The task ::
Using the records below, report how many lines hold "through", with no extra text.

#### Task inputs ####

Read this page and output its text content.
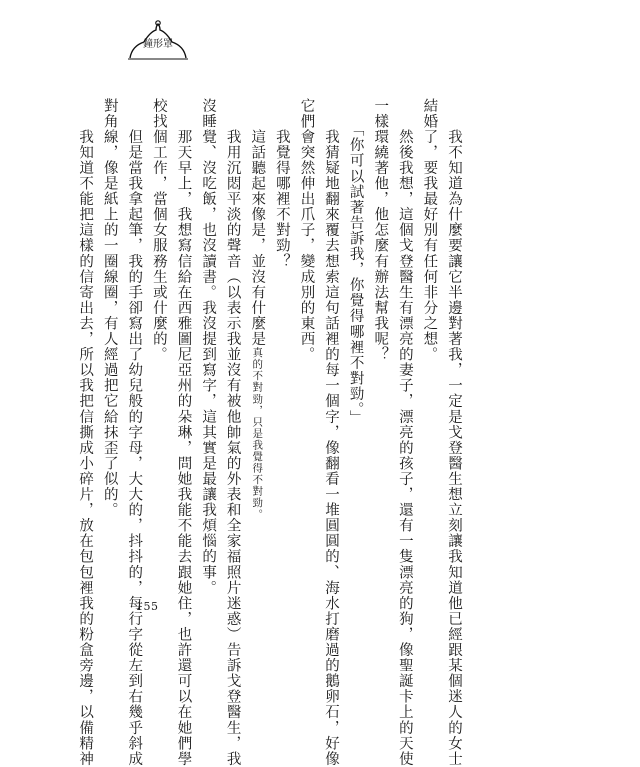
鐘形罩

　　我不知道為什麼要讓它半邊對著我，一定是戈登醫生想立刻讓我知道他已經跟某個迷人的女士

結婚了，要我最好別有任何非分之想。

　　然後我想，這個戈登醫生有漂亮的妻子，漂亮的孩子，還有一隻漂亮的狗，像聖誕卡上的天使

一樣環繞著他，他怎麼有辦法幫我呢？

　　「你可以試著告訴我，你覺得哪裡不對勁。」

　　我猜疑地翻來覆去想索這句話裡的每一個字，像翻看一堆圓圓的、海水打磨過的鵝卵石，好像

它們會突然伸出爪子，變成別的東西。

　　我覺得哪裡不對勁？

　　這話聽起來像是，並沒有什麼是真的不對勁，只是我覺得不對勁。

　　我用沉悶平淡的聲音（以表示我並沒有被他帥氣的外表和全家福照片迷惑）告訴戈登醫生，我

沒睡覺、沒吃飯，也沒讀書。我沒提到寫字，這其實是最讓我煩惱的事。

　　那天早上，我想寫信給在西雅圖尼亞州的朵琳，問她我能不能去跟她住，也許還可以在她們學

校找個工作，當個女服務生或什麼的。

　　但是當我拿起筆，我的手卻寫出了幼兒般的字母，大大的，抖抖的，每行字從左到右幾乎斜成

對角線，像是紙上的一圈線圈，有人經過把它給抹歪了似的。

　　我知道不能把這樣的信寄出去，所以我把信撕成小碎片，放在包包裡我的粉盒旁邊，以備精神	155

####
#### Task inputs ####

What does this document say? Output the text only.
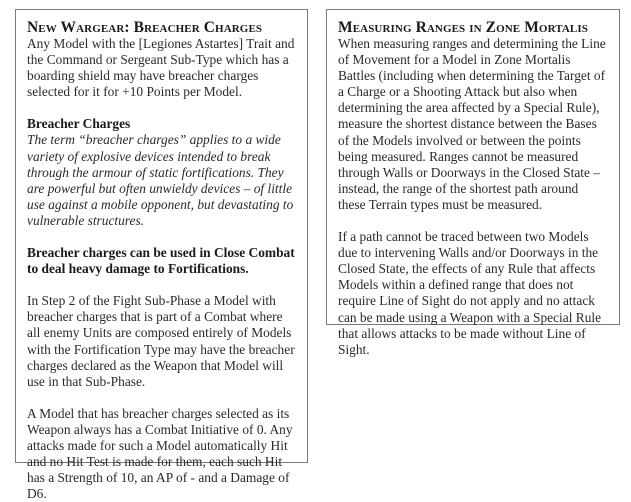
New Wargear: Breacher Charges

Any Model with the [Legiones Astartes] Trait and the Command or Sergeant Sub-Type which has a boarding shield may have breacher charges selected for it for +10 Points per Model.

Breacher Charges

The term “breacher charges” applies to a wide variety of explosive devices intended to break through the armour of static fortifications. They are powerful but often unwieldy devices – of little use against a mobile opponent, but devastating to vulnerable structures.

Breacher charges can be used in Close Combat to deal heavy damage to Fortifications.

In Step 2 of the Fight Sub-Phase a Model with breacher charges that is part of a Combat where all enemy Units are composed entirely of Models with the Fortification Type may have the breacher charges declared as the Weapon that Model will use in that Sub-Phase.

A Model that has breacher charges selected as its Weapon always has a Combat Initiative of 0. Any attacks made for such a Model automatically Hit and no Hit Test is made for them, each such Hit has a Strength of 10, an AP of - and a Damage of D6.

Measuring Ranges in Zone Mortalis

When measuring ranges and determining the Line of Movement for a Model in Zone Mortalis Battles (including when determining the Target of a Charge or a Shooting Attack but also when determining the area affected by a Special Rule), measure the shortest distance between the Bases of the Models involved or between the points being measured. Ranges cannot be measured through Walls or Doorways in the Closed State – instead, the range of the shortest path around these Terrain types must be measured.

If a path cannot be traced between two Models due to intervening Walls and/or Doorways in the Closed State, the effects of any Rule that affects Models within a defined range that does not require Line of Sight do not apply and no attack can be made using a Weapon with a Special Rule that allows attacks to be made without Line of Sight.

####
#### Task inputs ####

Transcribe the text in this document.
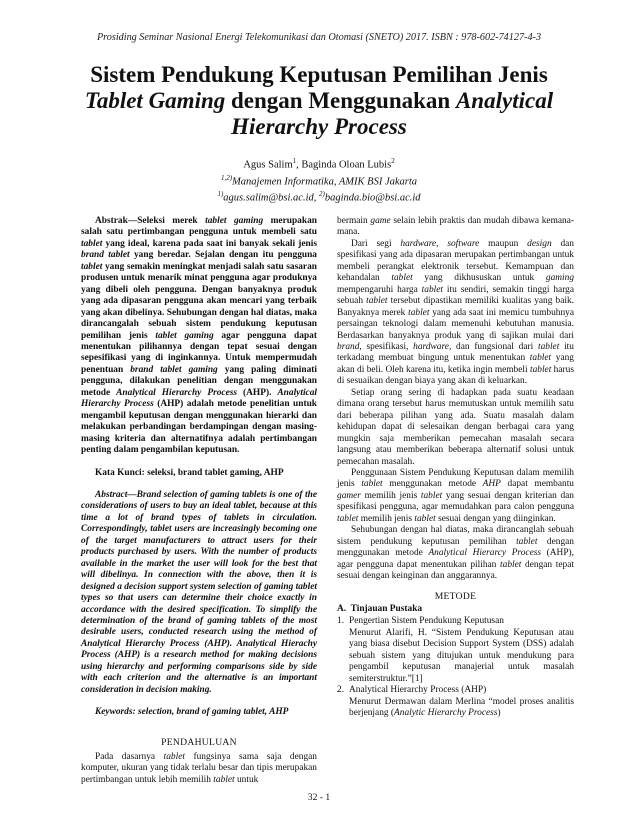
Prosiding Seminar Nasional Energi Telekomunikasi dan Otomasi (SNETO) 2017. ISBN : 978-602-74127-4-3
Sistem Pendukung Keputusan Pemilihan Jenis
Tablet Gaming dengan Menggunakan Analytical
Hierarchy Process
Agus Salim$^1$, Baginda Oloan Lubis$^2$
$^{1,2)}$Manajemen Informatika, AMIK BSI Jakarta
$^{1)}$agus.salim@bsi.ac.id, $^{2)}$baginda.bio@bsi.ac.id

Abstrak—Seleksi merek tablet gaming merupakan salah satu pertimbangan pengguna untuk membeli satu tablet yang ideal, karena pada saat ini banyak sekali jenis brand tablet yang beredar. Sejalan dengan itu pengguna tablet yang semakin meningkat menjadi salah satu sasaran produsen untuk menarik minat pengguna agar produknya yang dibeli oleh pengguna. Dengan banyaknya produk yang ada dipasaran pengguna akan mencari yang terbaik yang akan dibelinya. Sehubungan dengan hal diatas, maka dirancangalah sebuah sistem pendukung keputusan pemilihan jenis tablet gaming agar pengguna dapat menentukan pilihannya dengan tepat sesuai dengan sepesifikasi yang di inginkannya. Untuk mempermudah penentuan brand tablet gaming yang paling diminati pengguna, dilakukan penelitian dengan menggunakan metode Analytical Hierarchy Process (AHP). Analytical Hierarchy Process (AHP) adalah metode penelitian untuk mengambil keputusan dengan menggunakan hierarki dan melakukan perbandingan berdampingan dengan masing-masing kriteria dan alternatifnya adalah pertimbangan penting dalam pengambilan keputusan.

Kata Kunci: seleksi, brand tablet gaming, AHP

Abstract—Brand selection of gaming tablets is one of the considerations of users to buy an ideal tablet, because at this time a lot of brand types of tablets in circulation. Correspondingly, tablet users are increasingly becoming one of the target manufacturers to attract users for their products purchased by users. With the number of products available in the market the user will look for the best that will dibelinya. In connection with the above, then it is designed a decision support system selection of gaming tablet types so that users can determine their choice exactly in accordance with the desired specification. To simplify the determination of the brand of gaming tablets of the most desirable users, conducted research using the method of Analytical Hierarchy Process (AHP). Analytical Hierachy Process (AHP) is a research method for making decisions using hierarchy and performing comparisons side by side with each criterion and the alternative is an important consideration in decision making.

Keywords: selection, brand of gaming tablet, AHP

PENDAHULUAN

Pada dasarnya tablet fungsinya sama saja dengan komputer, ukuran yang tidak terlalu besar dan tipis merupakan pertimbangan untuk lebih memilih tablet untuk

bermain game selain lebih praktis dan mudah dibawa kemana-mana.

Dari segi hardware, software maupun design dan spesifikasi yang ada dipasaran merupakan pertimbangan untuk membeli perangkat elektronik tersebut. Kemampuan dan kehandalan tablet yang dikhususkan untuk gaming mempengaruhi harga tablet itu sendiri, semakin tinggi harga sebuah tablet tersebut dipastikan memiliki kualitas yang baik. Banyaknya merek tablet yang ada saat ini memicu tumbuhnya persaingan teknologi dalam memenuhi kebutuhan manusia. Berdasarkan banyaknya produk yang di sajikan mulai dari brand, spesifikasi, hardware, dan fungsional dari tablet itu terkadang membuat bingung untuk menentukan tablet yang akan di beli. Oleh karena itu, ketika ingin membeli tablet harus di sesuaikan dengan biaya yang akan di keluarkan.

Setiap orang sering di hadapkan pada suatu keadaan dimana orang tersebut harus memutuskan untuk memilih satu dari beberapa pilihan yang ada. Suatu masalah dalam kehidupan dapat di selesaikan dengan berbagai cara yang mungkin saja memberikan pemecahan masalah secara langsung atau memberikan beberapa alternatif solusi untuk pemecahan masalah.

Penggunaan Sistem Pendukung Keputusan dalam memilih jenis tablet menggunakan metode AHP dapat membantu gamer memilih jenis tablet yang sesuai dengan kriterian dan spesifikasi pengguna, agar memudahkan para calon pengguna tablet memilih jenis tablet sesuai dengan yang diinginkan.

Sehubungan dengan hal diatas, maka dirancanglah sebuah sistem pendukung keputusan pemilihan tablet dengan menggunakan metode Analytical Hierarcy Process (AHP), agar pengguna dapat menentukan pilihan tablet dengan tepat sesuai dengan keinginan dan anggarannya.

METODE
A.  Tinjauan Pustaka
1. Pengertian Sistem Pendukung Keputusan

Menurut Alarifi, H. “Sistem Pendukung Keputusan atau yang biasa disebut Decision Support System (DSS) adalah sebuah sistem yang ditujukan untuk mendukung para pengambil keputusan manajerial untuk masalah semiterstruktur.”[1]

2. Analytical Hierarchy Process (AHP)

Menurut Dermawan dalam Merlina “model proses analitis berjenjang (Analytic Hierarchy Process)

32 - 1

####

Solution to the exercise ::
2